§ Goal: Count the lines below that contain the string "tick", and reply with that number alone.

§ Records supplied:
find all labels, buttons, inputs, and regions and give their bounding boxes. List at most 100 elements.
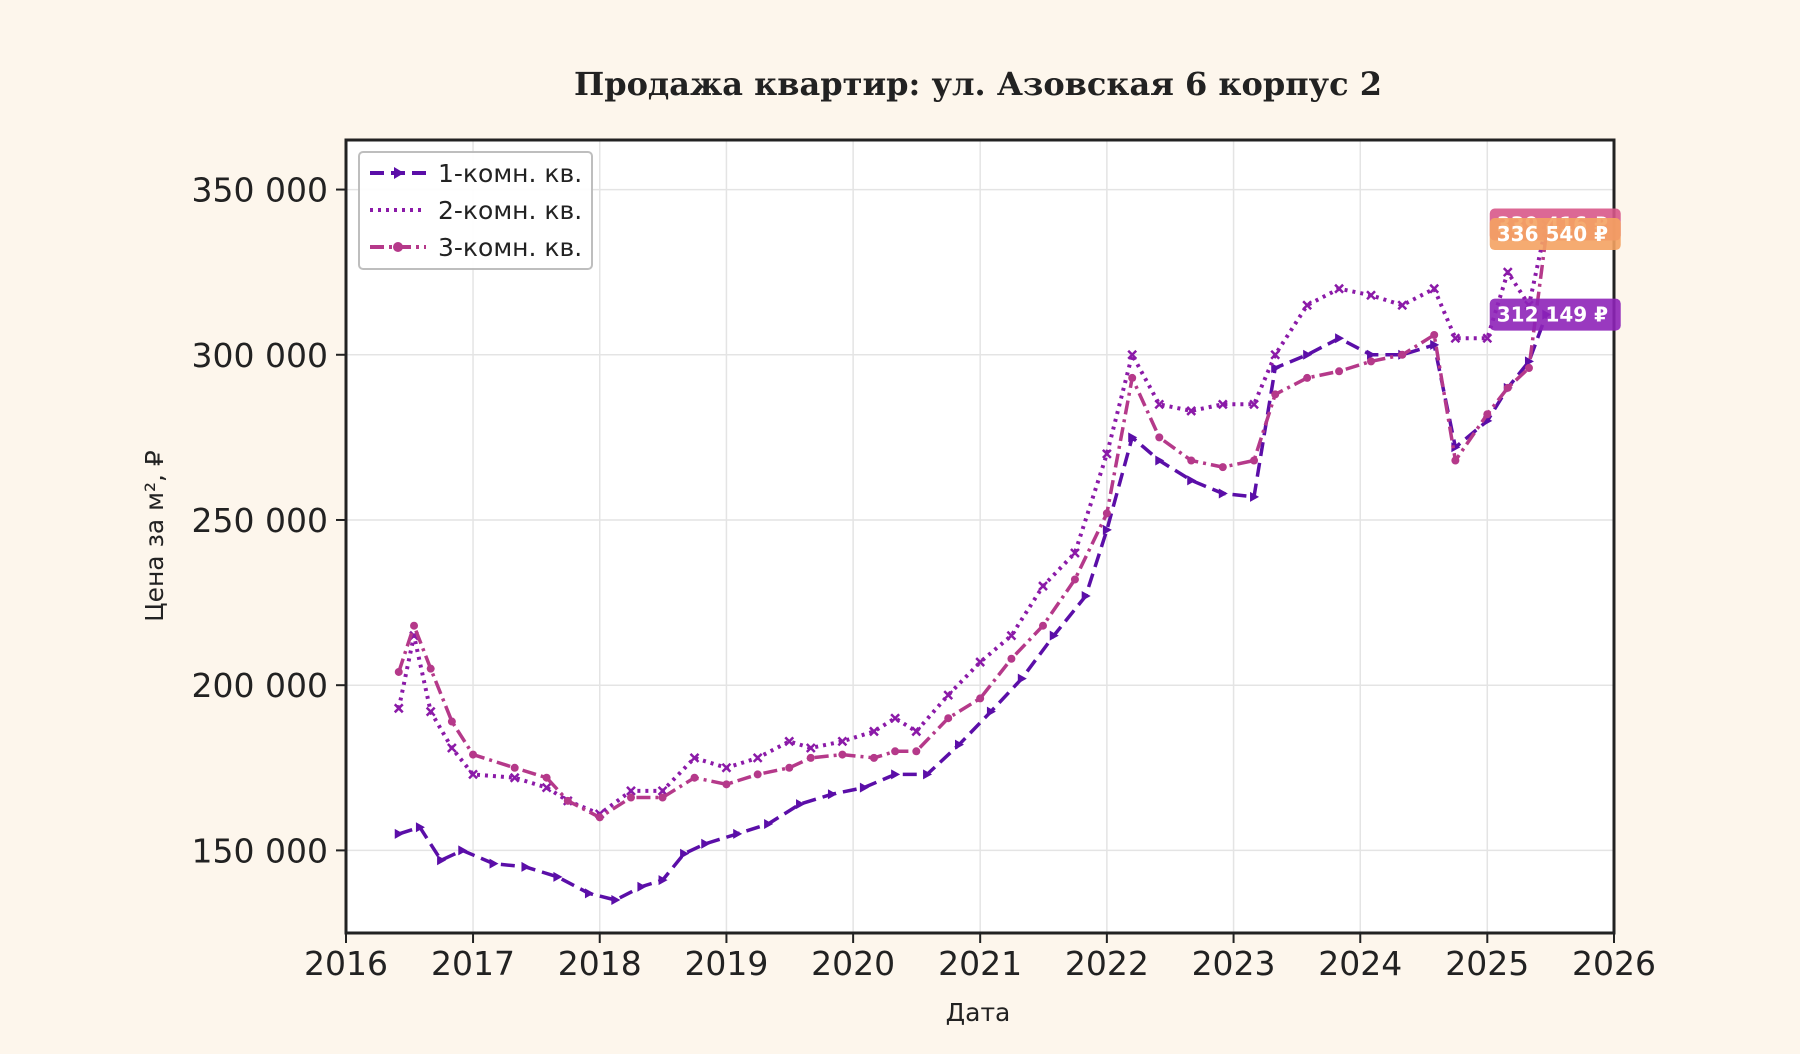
series-line xyxy=(398,313,1548,902)
data-point xyxy=(752,752,763,763)
series-3 xyxy=(394,230,1551,822)
data-point xyxy=(785,763,794,772)
data-point xyxy=(680,848,690,859)
x-tick-label: 2017 xyxy=(431,944,515,983)
data-point xyxy=(1430,330,1439,339)
legend: 1-комн. кв. 2-комн. кв. 3-комн. кв. xyxy=(358,151,593,270)
data-point xyxy=(1155,455,1165,466)
data-point xyxy=(721,762,732,773)
data-point xyxy=(1102,509,1111,518)
data-point xyxy=(1249,399,1259,410)
data-point xyxy=(1366,290,1376,301)
data-point xyxy=(394,667,403,676)
data-point xyxy=(954,739,964,750)
end-label-text: 312 149 ₽ xyxy=(1497,303,1608,327)
data-point xyxy=(1270,349,1281,360)
data-point xyxy=(784,736,795,747)
data-point xyxy=(1250,456,1259,465)
data-point xyxy=(1450,333,1461,344)
data-point xyxy=(912,747,921,756)
data-point xyxy=(1006,630,1017,641)
data-point xyxy=(690,773,699,782)
data-point xyxy=(753,770,762,779)
data-point xyxy=(1482,333,1493,344)
data-point xyxy=(468,769,478,780)
data-point xyxy=(658,875,668,886)
data-point xyxy=(657,786,668,796)
data-point xyxy=(838,750,847,759)
data-point xyxy=(976,694,985,703)
data-point xyxy=(469,750,478,759)
y-tick-label: 200 000 xyxy=(192,666,328,705)
data-point xyxy=(658,793,667,802)
data-point xyxy=(1271,390,1280,399)
data-point xyxy=(986,706,996,717)
data-point xyxy=(837,736,848,747)
data-point xyxy=(437,855,447,866)
legend-label: 1-комн. кв. xyxy=(438,159,582,188)
data-point xyxy=(1070,575,1079,584)
data-point xyxy=(563,796,572,805)
data-point xyxy=(1483,410,1492,419)
legend-box xyxy=(358,151,593,270)
data-point xyxy=(1218,463,1227,472)
data-point xyxy=(541,782,552,793)
data-point xyxy=(1007,654,1016,663)
end-label-text: 336 540 ₽ xyxy=(1497,222,1608,246)
data-point xyxy=(637,881,647,892)
data-point xyxy=(869,753,878,762)
data-point xyxy=(447,717,456,726)
y-tick-label: 150 000 xyxy=(192,831,328,870)
data-point xyxy=(891,769,901,780)
data-point xyxy=(944,714,953,723)
data-point xyxy=(1334,283,1344,294)
data-point xyxy=(553,871,563,882)
x-axis-label: Дата xyxy=(946,998,1011,1027)
y-tick-label: 250 000 xyxy=(192,501,328,540)
data-point xyxy=(1154,399,1165,410)
y-tick-label: 350 000 xyxy=(192,171,328,210)
data-point xyxy=(1186,406,1197,416)
legend-marker xyxy=(394,167,404,179)
data-point xyxy=(1524,363,1533,372)
data-point xyxy=(1303,373,1312,382)
y-tick-label: 300 000 xyxy=(192,336,328,375)
data-point xyxy=(923,769,933,780)
data-point xyxy=(1038,581,1048,591)
data-point xyxy=(1017,673,1027,684)
data-point xyxy=(1502,267,1513,278)
x-tick-label: 2020 xyxy=(811,944,895,983)
data-point xyxy=(806,753,815,762)
data-point xyxy=(1217,399,1228,410)
data-point xyxy=(1128,432,1138,443)
data-point xyxy=(1049,630,1059,641)
data-point xyxy=(1250,491,1260,502)
x-tick-label: 2025 xyxy=(1445,944,1529,983)
plot-frame xyxy=(344,138,1616,935)
data-point xyxy=(1303,349,1313,360)
x-tick-label: 2022 xyxy=(1065,944,1149,983)
data-point xyxy=(1429,283,1440,294)
data-point xyxy=(393,703,404,714)
data-point xyxy=(975,657,986,667)
data-point xyxy=(805,743,816,753)
data-point xyxy=(542,773,551,782)
data-point xyxy=(890,713,901,724)
data-point xyxy=(1070,548,1080,558)
data-point xyxy=(733,828,743,839)
data-point xyxy=(611,894,621,905)
data-point xyxy=(425,706,436,717)
end-label: 312 149 ₽ xyxy=(1489,298,1621,331)
data-point xyxy=(1335,367,1344,376)
x-tick-label: 2021 xyxy=(938,944,1022,983)
data-point xyxy=(458,845,468,856)
data-point xyxy=(1271,362,1281,373)
data-point xyxy=(869,726,879,737)
data-point xyxy=(1430,339,1440,350)
data-point xyxy=(1451,456,1460,465)
series-line xyxy=(396,224,1549,816)
data-point xyxy=(1187,456,1196,465)
data-point xyxy=(1218,488,1228,499)
x-tick-label: 2026 xyxy=(1572,944,1656,983)
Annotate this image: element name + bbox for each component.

§ Solution below: 11